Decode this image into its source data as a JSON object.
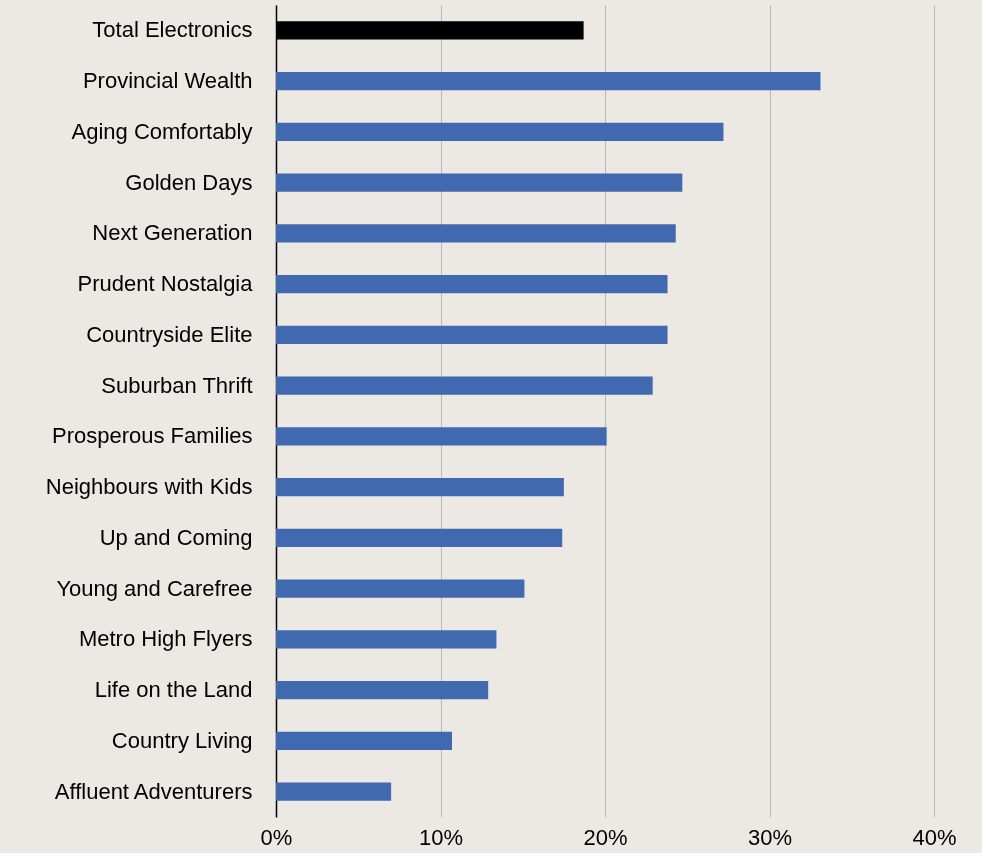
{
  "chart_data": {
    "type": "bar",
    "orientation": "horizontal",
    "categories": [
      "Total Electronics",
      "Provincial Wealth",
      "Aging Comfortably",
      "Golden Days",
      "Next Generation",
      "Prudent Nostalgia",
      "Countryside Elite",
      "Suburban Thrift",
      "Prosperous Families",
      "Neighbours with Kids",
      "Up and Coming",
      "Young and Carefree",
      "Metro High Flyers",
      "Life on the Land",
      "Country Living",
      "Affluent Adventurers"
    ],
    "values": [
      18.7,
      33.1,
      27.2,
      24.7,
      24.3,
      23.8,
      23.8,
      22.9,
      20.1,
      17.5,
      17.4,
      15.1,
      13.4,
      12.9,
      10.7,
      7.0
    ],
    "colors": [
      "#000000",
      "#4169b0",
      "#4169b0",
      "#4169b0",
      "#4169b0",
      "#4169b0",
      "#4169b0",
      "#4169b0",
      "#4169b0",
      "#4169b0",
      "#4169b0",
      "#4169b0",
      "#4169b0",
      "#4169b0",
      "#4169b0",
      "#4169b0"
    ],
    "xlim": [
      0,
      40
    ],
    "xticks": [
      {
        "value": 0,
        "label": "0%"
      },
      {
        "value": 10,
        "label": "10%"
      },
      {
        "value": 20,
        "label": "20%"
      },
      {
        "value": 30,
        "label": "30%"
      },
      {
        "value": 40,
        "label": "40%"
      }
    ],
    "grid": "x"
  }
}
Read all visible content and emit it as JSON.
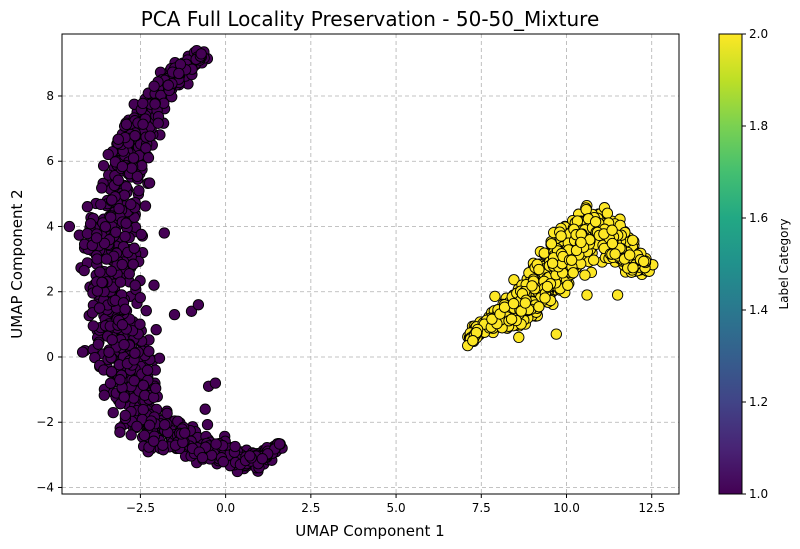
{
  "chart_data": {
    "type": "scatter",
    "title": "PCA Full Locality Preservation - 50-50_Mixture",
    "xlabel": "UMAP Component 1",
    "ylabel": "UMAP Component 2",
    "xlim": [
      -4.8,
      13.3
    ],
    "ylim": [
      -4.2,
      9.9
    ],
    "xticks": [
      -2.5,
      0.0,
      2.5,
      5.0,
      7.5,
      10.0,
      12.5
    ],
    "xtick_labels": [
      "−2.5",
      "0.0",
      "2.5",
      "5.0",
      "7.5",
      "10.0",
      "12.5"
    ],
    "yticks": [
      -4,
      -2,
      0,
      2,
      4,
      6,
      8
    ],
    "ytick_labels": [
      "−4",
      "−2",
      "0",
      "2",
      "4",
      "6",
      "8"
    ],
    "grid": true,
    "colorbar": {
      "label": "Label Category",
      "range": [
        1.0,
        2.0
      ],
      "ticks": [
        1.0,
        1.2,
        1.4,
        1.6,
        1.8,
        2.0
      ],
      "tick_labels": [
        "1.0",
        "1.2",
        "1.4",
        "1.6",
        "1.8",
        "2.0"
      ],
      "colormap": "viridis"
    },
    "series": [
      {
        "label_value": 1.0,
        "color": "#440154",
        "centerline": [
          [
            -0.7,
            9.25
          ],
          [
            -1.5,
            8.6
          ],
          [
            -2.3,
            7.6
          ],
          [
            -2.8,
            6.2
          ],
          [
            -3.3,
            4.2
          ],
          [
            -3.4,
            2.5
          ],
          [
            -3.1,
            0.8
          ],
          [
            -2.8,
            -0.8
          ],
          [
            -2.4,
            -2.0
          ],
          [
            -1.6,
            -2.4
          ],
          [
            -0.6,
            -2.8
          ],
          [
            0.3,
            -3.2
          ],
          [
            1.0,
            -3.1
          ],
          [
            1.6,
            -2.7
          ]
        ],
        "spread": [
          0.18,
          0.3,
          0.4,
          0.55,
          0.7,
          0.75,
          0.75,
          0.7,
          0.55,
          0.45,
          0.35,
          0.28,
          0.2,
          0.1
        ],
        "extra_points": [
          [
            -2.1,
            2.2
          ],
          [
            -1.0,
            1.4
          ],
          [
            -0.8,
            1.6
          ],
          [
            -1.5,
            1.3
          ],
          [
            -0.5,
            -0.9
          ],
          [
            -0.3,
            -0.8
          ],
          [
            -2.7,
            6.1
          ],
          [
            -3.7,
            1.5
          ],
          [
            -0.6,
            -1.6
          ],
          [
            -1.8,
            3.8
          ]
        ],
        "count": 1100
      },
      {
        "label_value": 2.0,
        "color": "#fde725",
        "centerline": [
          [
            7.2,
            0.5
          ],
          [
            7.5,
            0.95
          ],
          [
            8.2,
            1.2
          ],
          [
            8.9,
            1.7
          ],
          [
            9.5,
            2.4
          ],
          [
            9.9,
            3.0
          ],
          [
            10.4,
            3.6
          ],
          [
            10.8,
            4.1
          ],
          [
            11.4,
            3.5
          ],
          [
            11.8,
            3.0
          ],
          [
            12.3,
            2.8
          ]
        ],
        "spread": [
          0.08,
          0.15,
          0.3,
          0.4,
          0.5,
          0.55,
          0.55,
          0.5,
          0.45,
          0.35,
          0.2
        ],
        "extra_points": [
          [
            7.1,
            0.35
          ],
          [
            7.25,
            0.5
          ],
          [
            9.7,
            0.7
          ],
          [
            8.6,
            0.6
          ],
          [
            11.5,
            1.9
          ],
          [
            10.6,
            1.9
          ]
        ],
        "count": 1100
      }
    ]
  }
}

▸ **What is needed**
All of the data above should be transcribed verbatim, with pictures omitted.

▸ **Reply to the exercise**
Decode this image into its source data as a JSON object.
{
  "chart_data": {
    "type": "bar",
    "orientation": "horizontal",
    "categories": [
      "Total Electronics",
      "Provincial Wealth",
      "Aging Comfortably",
      "Golden Days",
      "Next Generation",
      "Prudent Nostalgia",
      "Countryside Elite",
      "Suburban Thrift",
      "Prosperous Families",
      "Neighbours with Kids",
      "Up and Coming",
      "Young and Carefree",
      "Metro High Flyers",
      "Life on the Land",
      "Country Living",
      "Affluent Adventurers"
    ],
    "values": [
      18.7,
      33.1,
      27.2,
      24.7,
      24.3,
      23.8,
      23.8,
      22.9,
      20.1,
      17.5,
      17.4,
      15.1,
      13.4,
      12.9,
      10.7,
      7.0
    ],
    "colors": [
      "#000000",
      "#4169b0",
      "#4169b0",
      "#4169b0",
      "#4169b0",
      "#4169b0",
      "#4169b0",
      "#4169b0",
      "#4169b0",
      "#4169b0",
      "#4169b0",
      "#4169b0",
      "#4169b0",
      "#4169b0",
      "#4169b0",
      "#4169b0"
    ],
    "xlim": [
      0,
      40
    ],
    "xticks": [
      {
        "value": 0,
        "label": "0%"
      },
      {
        "value": 10,
        "label": "10%"
      },
      {
        "value": 20,
        "label": "20%"
      },
      {
        "value": 30,
        "label": "30%"
      },
      {
        "value": 40,
        "label": "40%"
      }
    ],
    "grid": "x"
  }
}
Read all visible content and emit it as JSON.
{
  "chart_data": {
    "type": "scatter",
    "title": "PCA Full Locality Preservation - 50-50_Mixture",
    "xlabel": "UMAP Component 1",
    "ylabel": "UMAP Component 2",
    "xlim": [
      -4.8,
      13.3
    ],
    "ylim": [
      -4.2,
      9.9
    ],
    "xticks": [
      -2.5,
      0.0,
      2.5,
      5.0,
      7.5,
      10.0,
      12.5
    ],
    "xtick_labels": [
      "−2.5",
      "0.0",
      "2.5",
      "5.0",
      "7.5",
      "10.0",
      "12.5"
    ],
    "yticks": [
      -4,
      -2,
      0,
      2,
      4,
      6,
      8
    ],
    "ytick_labels": [
      "−4",
      "−2",
      "0",
      "2",
      "4",
      "6",
      "8"
    ],
    "grid": true,
    "colorbar": {
      "label": "Label Category",
      "range": [
        1.0,
        2.0
      ],
      "ticks": [
        1.0,
        1.2,
        1.4,
        1.6,
        1.8,
        2.0
      ],
      "tick_labels": [
        "1.0",
        "1.2",
        "1.4",
        "1.6",
        "1.8",
        "2.0"
      ],
      "colormap": "viridis"
    },
    "series": [
      {
        "label_value": 1.0,
        "color": "#440154",
        "centerline": [
          [
            -0.7,
            9.25
          ],
          [
            -1.5,
            8.6
          ],
          [
            -2.3,
            7.6
          ],
          [
            -2.8,
            6.2
          ],
          [
            -3.3,
            4.2
          ],
          [
            -3.4,
            2.5
          ],
          [
            -3.1,
            0.8
          ],
          [
            -2.8,
            -0.8
          ],
          [
            -2.4,
            -2.0
          ],
          [
            -1.6,
            -2.4
          ],
          [
            -0.6,
            -2.8
          ],
          [
            0.3,
            -3.2
          ],
          [
            1.0,
            -3.1
          ],
          [
            1.6,
            -2.7
          ]
        ],
        "spread": [
          0.18,
          0.3,
          0.4,
          0.55,
          0.7,
          0.75,
          0.75,
          0.7,
          0.55,
          0.45,
          0.35,
          0.28,
          0.2,
          0.1
        ],
        "extra_points": [
          [
            -2.1,
            2.2
          ],
          [
            -1.0,
            1.4
          ],
          [
            -0.8,
            1.6
          ],
          [
            -1.5,
            1.3
          ],
          [
            -0.5,
            -0.9
          ],
          [
            -0.3,
            -0.8
          ],
          [
            -2.7,
            6.1
          ],
          [
            -3.7,
            1.5
          ],
          [
            -0.6,
            -1.6
          ],
          [
            -1.8,
            3.8
          ]
        ],
        "count": 1100
      },
      {
        "label_value": 2.0,
        "color": "#fde725",
        "centerline": [
          [
            7.2,
            0.5
          ],
          [
            7.5,
            0.95
          ],
          [
            8.2,
            1.2
          ],
          [
            8.9,
            1.7
          ],
          [
            9.5,
            2.4
          ],
          [
            9.9,
            3.0
          ],
          [
            10.4,
            3.6
          ],
          [
            10.8,
            4.1
          ],
          [
            11.4,
            3.5
          ],
          [
            11.8,
            3.0
          ],
          [
            12.3,
            2.8
          ]
        ],
        "spread": [
          0.08,
          0.15,
          0.3,
          0.4,
          0.5,
          0.55,
          0.55,
          0.5,
          0.45,
          0.35,
          0.2
        ],
        "extra_points": [
          [
            7.1,
            0.35
          ],
          [
            7.25,
            0.5
          ],
          [
            9.7,
            0.7
          ],
          [
            8.6,
            0.6
          ],
          [
            11.5,
            1.9
          ],
          [
            10.6,
            1.9
          ]
        ],
        "count": 1100
      }
    ]
  }
}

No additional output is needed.